Exercise materials
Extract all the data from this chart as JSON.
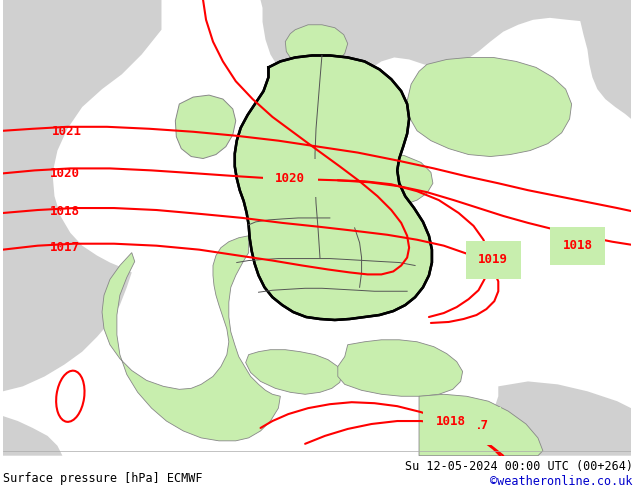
{
  "title_left": "Surface pressure [hPa] ECMWF",
  "title_right": "Su 12-05-2024 00:00 UTC (00+264)",
  "credit": "©weatheronline.co.uk",
  "bg_green": "#c8eeae",
  "bg_gray": "#d0d0d0",
  "contour_color": "#ff0000",
  "border_black": "#000000",
  "border_gray": "#888888",
  "footer_fontsize": 8.5,
  "credit_color": "#0000cc",
  "contour_lw": 1.5,
  "figsize": [
    6.34,
    4.9
  ],
  "dpi": 100
}
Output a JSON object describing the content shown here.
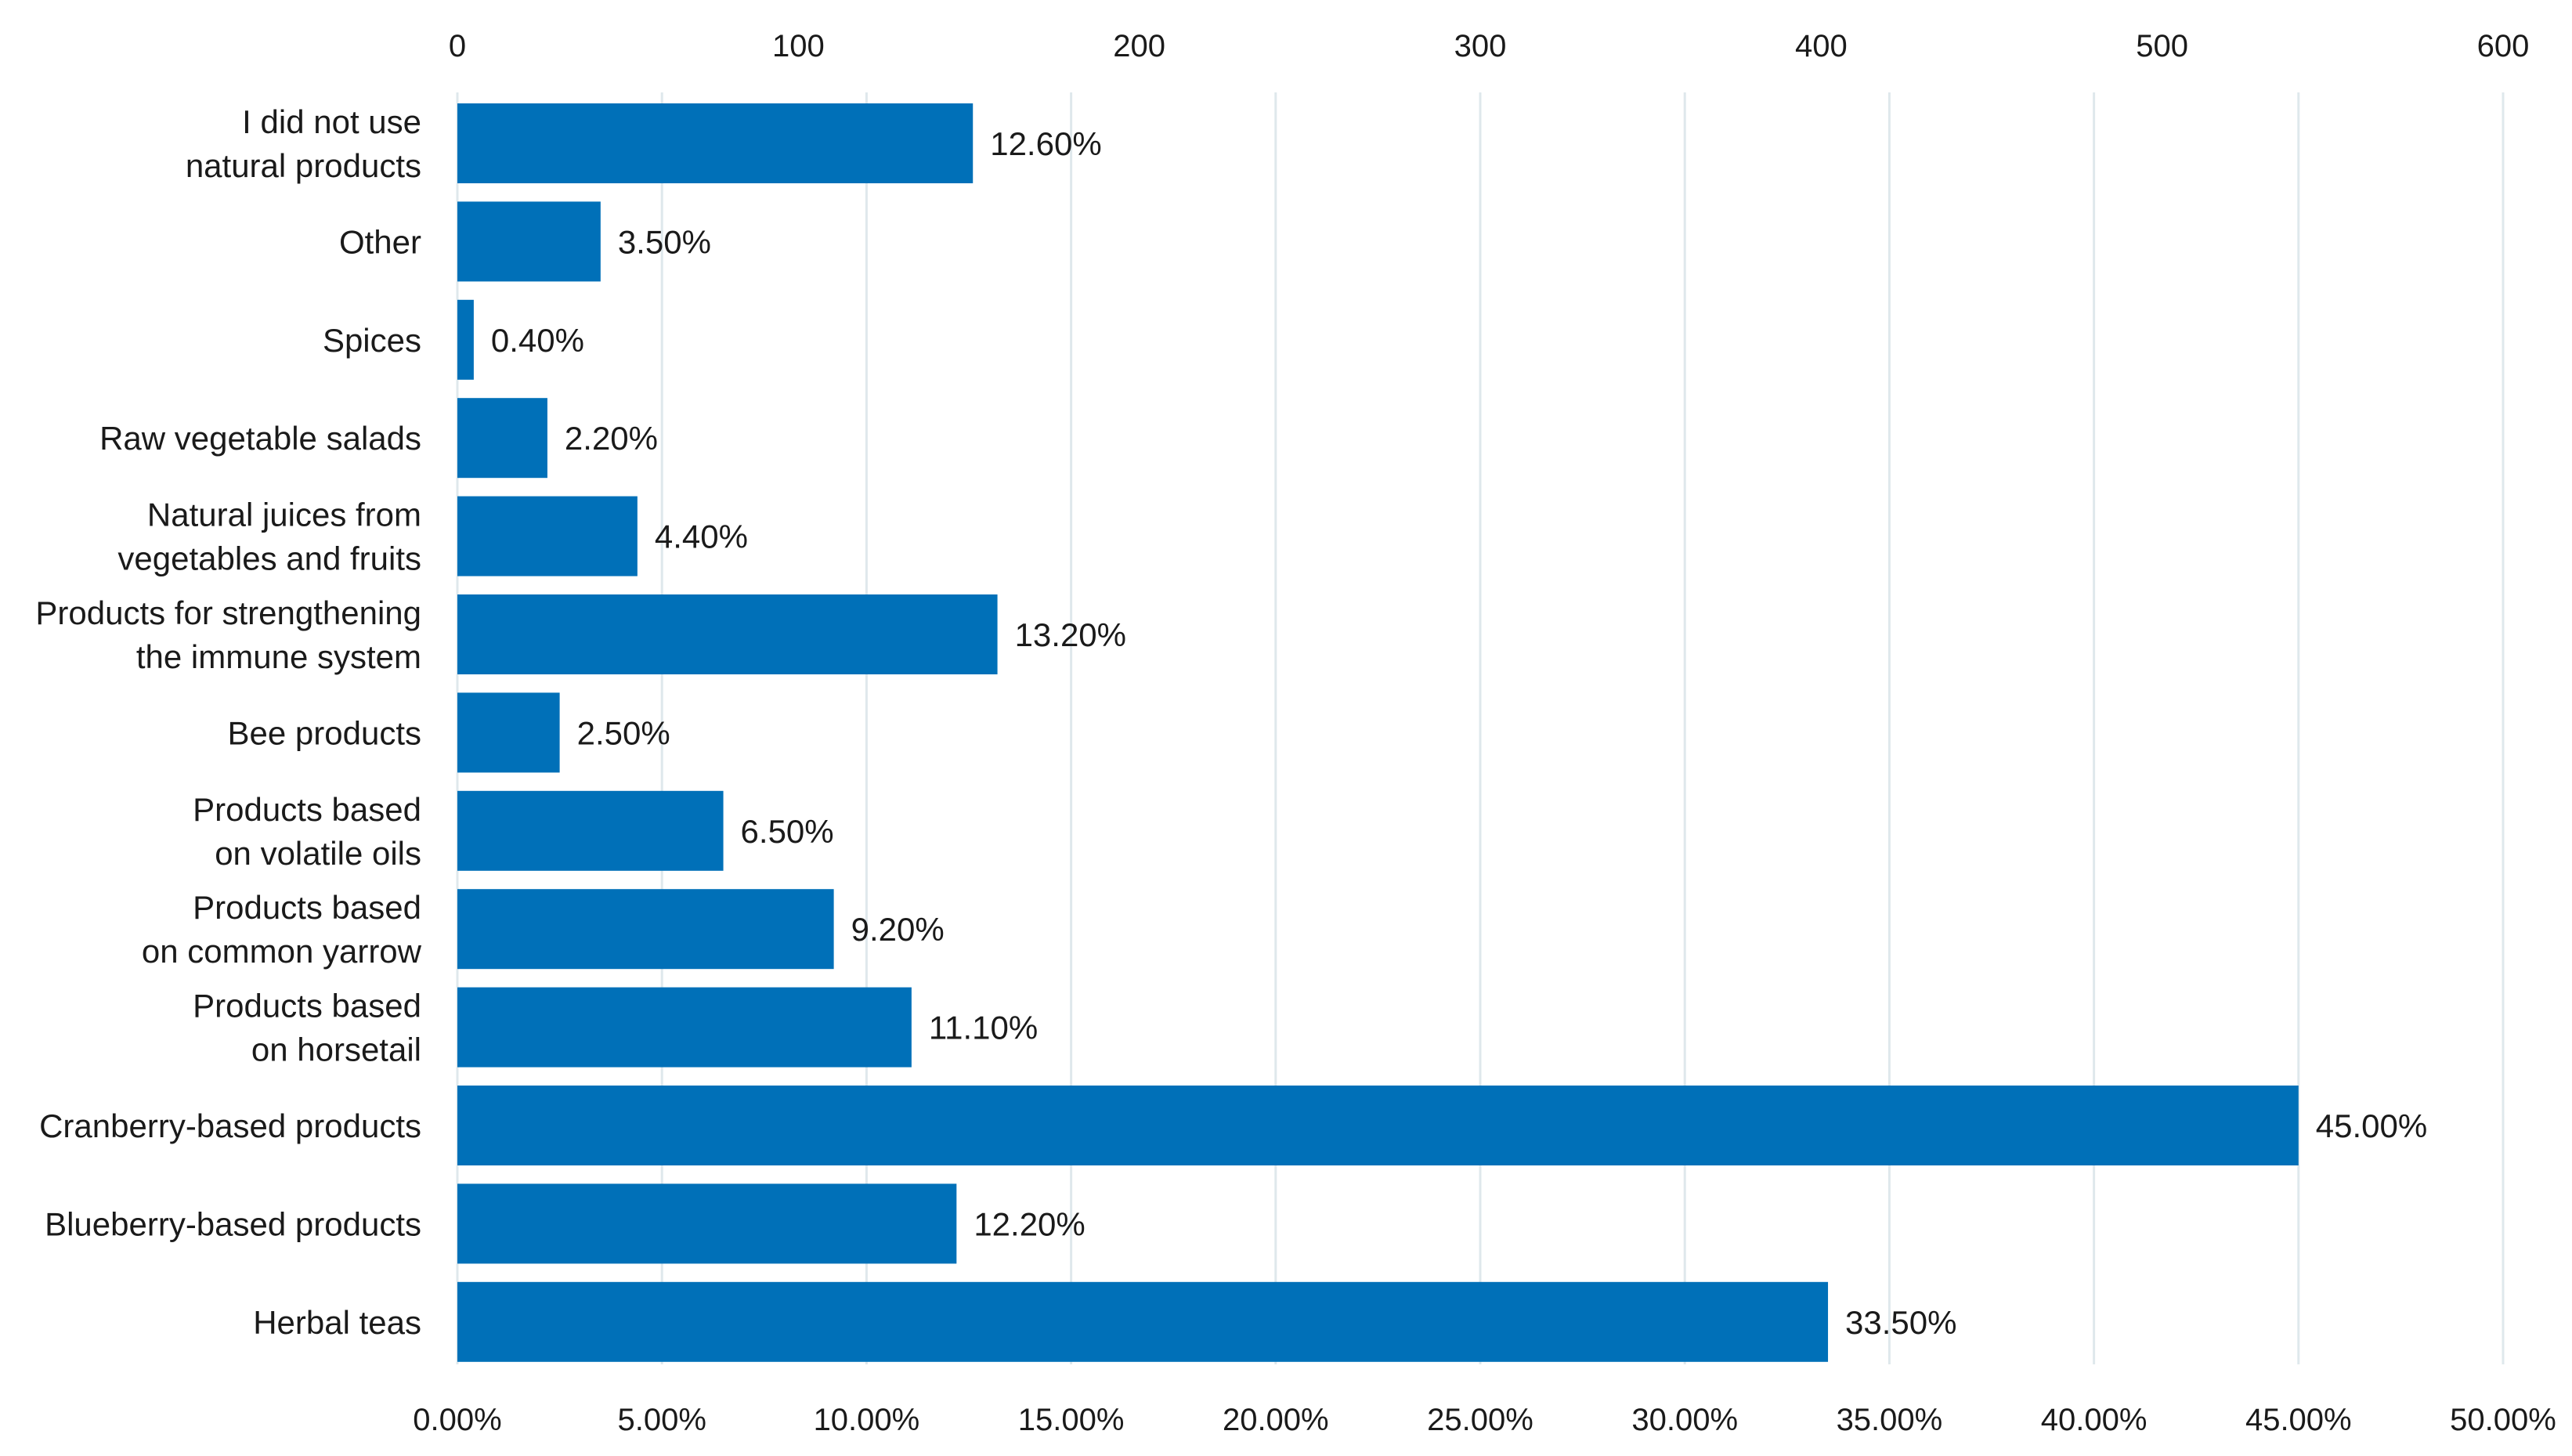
{
  "chart_data": {
    "type": "bar",
    "orientation": "horizontal",
    "title": "",
    "xlabel": "",
    "ylabel": "",
    "categories": [
      "I did not use natural products",
      "Other",
      "Spices",
      "Raw vegetable salads",
      "Natural juices from vegetables and fruits",
      "Products for strengthening the immune system",
      "Bee products",
      "Products based on volatile oils",
      "Products based on common yarrow",
      "Products based on horsetail",
      "Cranberry-based products",
      "Blueberry-based products",
      "Herbal teas"
    ],
    "category_lines": [
      [
        "I did not use",
        "natural products"
      ],
      [
        "Other"
      ],
      [
        "Spices"
      ],
      [
        "Raw vegetable salads"
      ],
      [
        "Natural juices from",
        "vegetables and fruits"
      ],
      [
        "Products for strengthening",
        "the immune system"
      ],
      [
        "Bee products"
      ],
      [
        "Products based",
        "on volatile oils"
      ],
      [
        "Products based",
        "on common yarrow"
      ],
      [
        "Products based",
        "on horsetail"
      ],
      [
        "Cranberry-based products"
      ],
      [
        "Blueberry-based products"
      ],
      [
        "Herbal teas"
      ]
    ],
    "values": [
      12.6,
      3.5,
      0.4,
      2.2,
      4.4,
      13.2,
      2.5,
      6.5,
      9.2,
      11.1,
      45.0,
      12.2,
      33.5
    ],
    "data_labels": [
      "12.60%",
      "3.50%",
      "0.40%",
      "2.20%",
      "4.40%",
      "13.20%",
      "2.50%",
      "6.50%",
      "9.20%",
      "11.10%",
      "45.00%",
      "12.20%",
      "33.50%"
    ],
    "bottom_axis": {
      "range": [
        0,
        50
      ],
      "ticks": [
        0,
        5,
        10,
        15,
        20,
        25,
        30,
        35,
        40,
        45,
        50
      ],
      "tick_labels": [
        "0.00%",
        "5.00%",
        "10.00%",
        "15.00%",
        "20.00%",
        "25.00%",
        "30.00%",
        "35.00%",
        "40.00%",
        "45.00%",
        "50.00%"
      ]
    },
    "top_axis": {
      "range": [
        0,
        600
      ],
      "ticks": [
        0,
        100,
        200,
        300,
        400,
        500,
        600
      ],
      "tick_labels": [
        "0",
        "100",
        "200",
        "300",
        "400",
        "500",
        "600"
      ]
    },
    "grid": true,
    "legend": "none",
    "colors": {
      "bar": "#0070b8",
      "grid": "#dfe8ec",
      "text": "#1a1a1a"
    }
  }
}
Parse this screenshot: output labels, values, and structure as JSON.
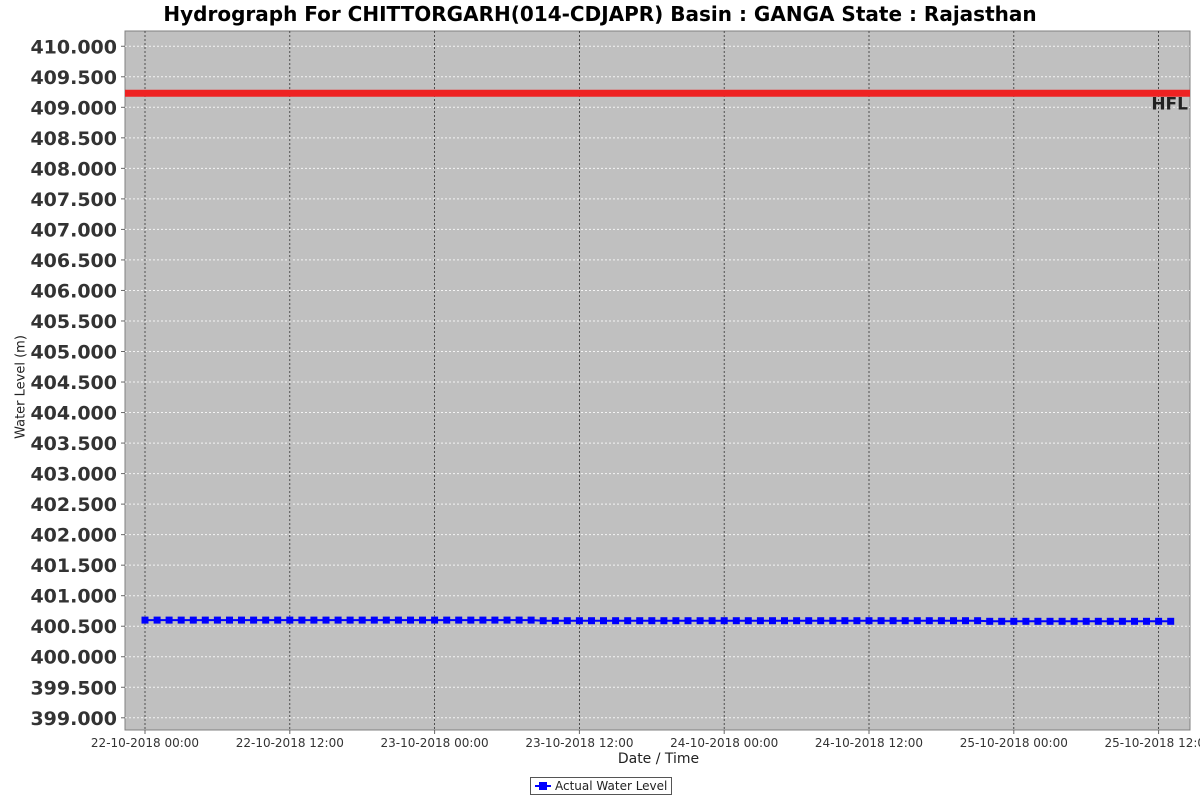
{
  "chart_data": {
    "type": "line",
    "title": "Hydrograph For CHITTORGARH(014-CDJAPR) Basin : GANGA State : Rajasthan",
    "xlabel": "Date / Time",
    "ylabel": "Water Level (m)",
    "ylim": [
      398.8,
      410.25
    ],
    "xlim": [
      "22-10-2018 00:00",
      "25-10-2018 12:00"
    ],
    "grid": true,
    "legend_position": "bottom-center",
    "y_ticks": [
      "410.000",
      "409.500",
      "409.000",
      "408.500",
      "408.000",
      "407.500",
      "407.000",
      "406.500",
      "406.000",
      "405.500",
      "405.000",
      "404.500",
      "404.000",
      "403.500",
      "403.000",
      "402.500",
      "402.000",
      "401.500",
      "401.000",
      "400.500",
      "400.000",
      "399.500",
      "399.000"
    ],
    "x_ticks": [
      "22-10-2018 00:00",
      "22-10-2018 12:00",
      "23-10-2018 00:00",
      "23-10-2018 12:00",
      "24-10-2018 00:00",
      "24-10-2018 12:00",
      "25-10-2018 00:00",
      "25-10-2018 12:00"
    ],
    "reference_line": {
      "label": "HFL",
      "value": 409.23,
      "color": "#ee2222"
    },
    "series": [
      {
        "name": "Actual Water Level",
        "color": "#0000ff",
        "marker": "square",
        "start": "22-10-2018 00:00",
        "interval_hours": 1,
        "values": [
          400.6,
          400.6,
          400.6,
          400.6,
          400.6,
          400.6,
          400.6,
          400.6,
          400.6,
          400.6,
          400.6,
          400.6,
          400.6,
          400.6,
          400.6,
          400.6,
          400.6,
          400.6,
          400.6,
          400.6,
          400.6,
          400.6,
          400.6,
          400.6,
          400.6,
          400.6,
          400.6,
          400.6,
          400.6,
          400.6,
          400.6,
          400.6,
          400.6,
          400.59,
          400.59,
          400.59,
          400.59,
          400.59,
          400.59,
          400.59,
          400.59,
          400.59,
          400.59,
          400.59,
          400.59,
          400.59,
          400.59,
          400.59,
          400.59,
          400.59,
          400.59,
          400.59,
          400.59,
          400.59,
          400.59,
          400.59,
          400.59,
          400.59,
          400.59,
          400.59,
          400.59,
          400.59,
          400.59,
          400.59,
          400.59,
          400.59,
          400.59,
          400.59,
          400.59,
          400.59,
          400.58,
          400.58,
          400.58,
          400.58,
          400.58,
          400.58,
          400.58,
          400.58,
          400.58,
          400.58,
          400.58,
          400.58,
          400.58,
          400.58,
          400.58,
          400.58
        ]
      }
    ]
  }
}
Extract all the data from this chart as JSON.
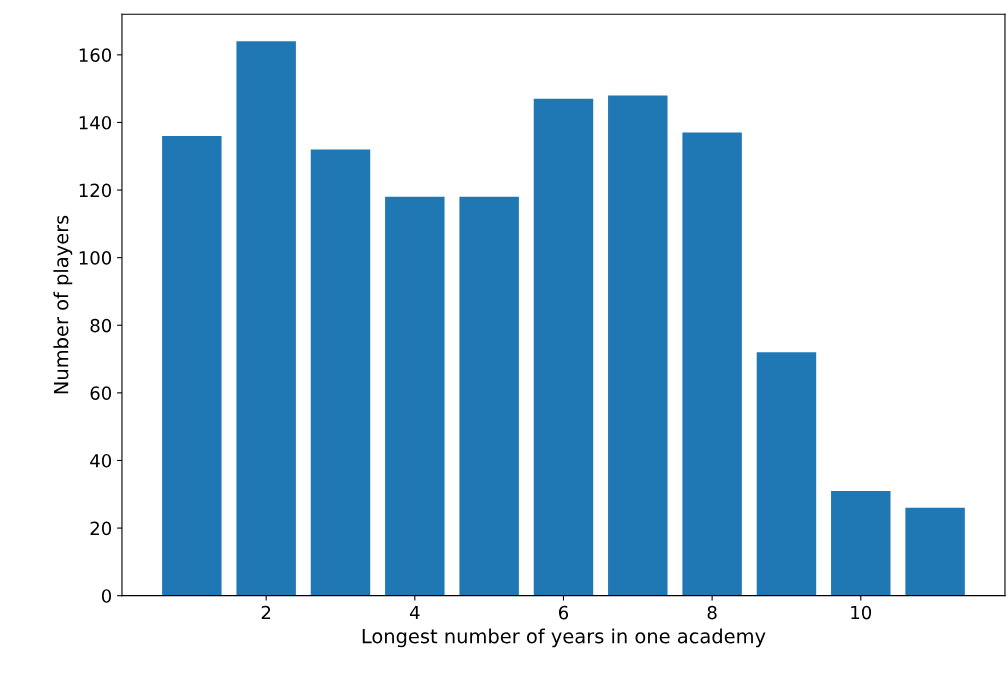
{
  "chart_data": {
    "type": "bar",
    "xlabel": "Longest number of years in one academy",
    "ylabel": "Number of players",
    "x": [
      1,
      2,
      3,
      4,
      5,
      6,
      7,
      8,
      9,
      10,
      11
    ],
    "values": [
      136,
      164,
      132,
      118,
      118,
      147,
      148,
      137,
      72,
      31,
      26
    ],
    "color": "#1f77b4",
    "xlim": [
      0.06,
      11.94
    ],
    "ylim": [
      0,
      172
    ],
    "xticks": [
      2,
      4,
      6,
      8,
      10
    ],
    "yticks": [
      0,
      20,
      40,
      60,
      80,
      100,
      120,
      140,
      160
    ],
    "grid": false
  }
}
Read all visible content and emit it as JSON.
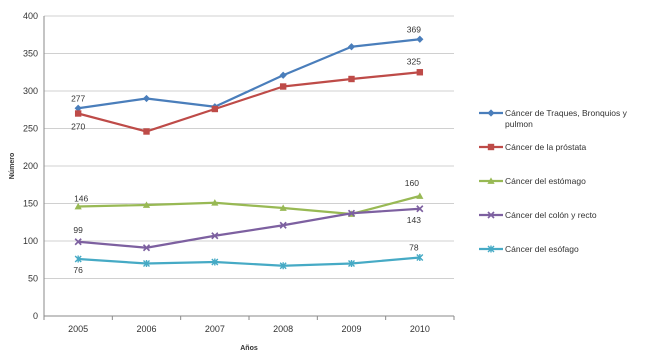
{
  "chart_data": {
    "type": "line",
    "title": "",
    "xlabel": "Años",
    "ylabel": "Número",
    "ylim": [
      0,
      400
    ],
    "yticks": [
      "0",
      "50",
      "100",
      "150",
      "200",
      "250",
      "300",
      "350",
      "400"
    ],
    "categories": [
      "2005",
      "2006",
      "2007",
      "2008",
      "2009",
      "2010"
    ],
    "grid": "horizontal",
    "legend_position": "right",
    "series": [
      {
        "name": "Cáncer de Traques, Bronquios y pulmon",
        "color": "#4a7ebb",
        "marker": "diamond",
        "values": [
          277,
          290,
          279,
          321,
          359,
          369
        ]
      },
      {
        "name": "Cáncer de la próstata",
        "color": "#be4b48",
        "marker": "square",
        "values": [
          270,
          246,
          276,
          306,
          316,
          325
        ]
      },
      {
        "name": "Cáncer del estómago",
        "color": "#98b954",
        "marker": "triangle",
        "values": [
          146,
          148,
          151,
          144,
          136,
          160
        ]
      },
      {
        "name": "Cáncer del colón y recto",
        "color": "#7d60a0",
        "marker": "x",
        "values": [
          99,
          91,
          107,
          121,
          137,
          143
        ]
      },
      {
        "name": "Cáncer  del esófago",
        "color": "#46aac5",
        "marker": "star",
        "values": [
          76,
          70,
          72,
          67,
          70,
          78
        ]
      }
    ],
    "data_labels": [
      {
        "series": 0,
        "index": 0,
        "text": "277"
      },
      {
        "series": 0,
        "index": 5,
        "text": "369"
      },
      {
        "series": 1,
        "index": 0,
        "text": "270"
      },
      {
        "series": 1,
        "index": 5,
        "text": "325"
      },
      {
        "series": 2,
        "index": 0,
        "text": "146"
      },
      {
        "series": 2,
        "index": 5,
        "text": "160"
      },
      {
        "series": 3,
        "index": 0,
        "text": "99"
      },
      {
        "series": 3,
        "index": 5,
        "text": "143"
      },
      {
        "series": 4,
        "index": 0,
        "text": "76"
      },
      {
        "series": 4,
        "index": 5,
        "text": "78"
      }
    ]
  }
}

Exercise
Identify which lines contain the word "horsetail" and copy each one.

Answer in full
      "Products based on horsetail",
        "on horsetail"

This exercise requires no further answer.